[A run of records]
:::

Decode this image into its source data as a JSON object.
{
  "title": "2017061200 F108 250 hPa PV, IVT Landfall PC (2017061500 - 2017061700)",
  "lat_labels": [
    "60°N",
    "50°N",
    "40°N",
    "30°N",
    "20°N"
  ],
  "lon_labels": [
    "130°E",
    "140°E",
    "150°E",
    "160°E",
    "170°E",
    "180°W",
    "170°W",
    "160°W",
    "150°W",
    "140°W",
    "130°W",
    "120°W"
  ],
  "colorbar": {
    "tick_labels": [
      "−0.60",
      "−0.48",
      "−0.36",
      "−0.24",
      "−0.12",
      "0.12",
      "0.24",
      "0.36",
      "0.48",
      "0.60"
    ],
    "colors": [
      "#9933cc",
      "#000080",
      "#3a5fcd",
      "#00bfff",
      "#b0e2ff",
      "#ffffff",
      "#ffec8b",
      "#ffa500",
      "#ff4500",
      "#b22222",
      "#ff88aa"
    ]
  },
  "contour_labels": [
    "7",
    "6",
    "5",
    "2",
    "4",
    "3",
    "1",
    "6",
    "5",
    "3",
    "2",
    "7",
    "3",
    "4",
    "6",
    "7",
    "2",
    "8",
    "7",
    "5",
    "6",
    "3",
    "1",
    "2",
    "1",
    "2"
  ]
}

:::

Stated exercise
Make an exact copy of the listing, including every line.

Solution
Decode this image into its source data as a JSON object.
{
  "title": "2017061200 F108 250 hPa PV, IVT Landfall PC (2017061500 - 2017061700)",
  "lat_labels": [
    "60°N",
    "50°N",
    "40°N",
    "30°N",
    "20°N"
  ],
  "lon_labels": [
    "130°E",
    "140°E",
    "150°E",
    "160°E",
    "170°E",
    "180°W",
    "170°W",
    "160°W",
    "150°W",
    "140°W",
    "130°W",
    "120°W"
  ],
  "colorbar": {
    "tick_labels": [
      "−0.60",
      "−0.48",
      "−0.36",
      "−0.24",
      "−0.12",
      "0.12",
      "0.24",
      "0.36",
      "0.48",
      "0.60"
    ],
    "colors": [
      "#9933cc",
      "#000080",
      "#3a5fcd",
      "#00bfff",
      "#b0e2ff",
      "#ffffff",
      "#ffec8b",
      "#ffa500",
      "#ff4500",
      "#b22222",
      "#ff88aa"
    ]
  },
  "contour_labels": [
    "7",
    "6",
    "5",
    "2",
    "4",
    "3",
    "1",
    "6",
    "5",
    "3",
    "2",
    "7",
    "3",
    "4",
    "6",
    "7",
    "2",
    "8",
    "7",
    "5",
    "6",
    "3",
    "1",
    "2",
    "1",
    "2"
  ]
}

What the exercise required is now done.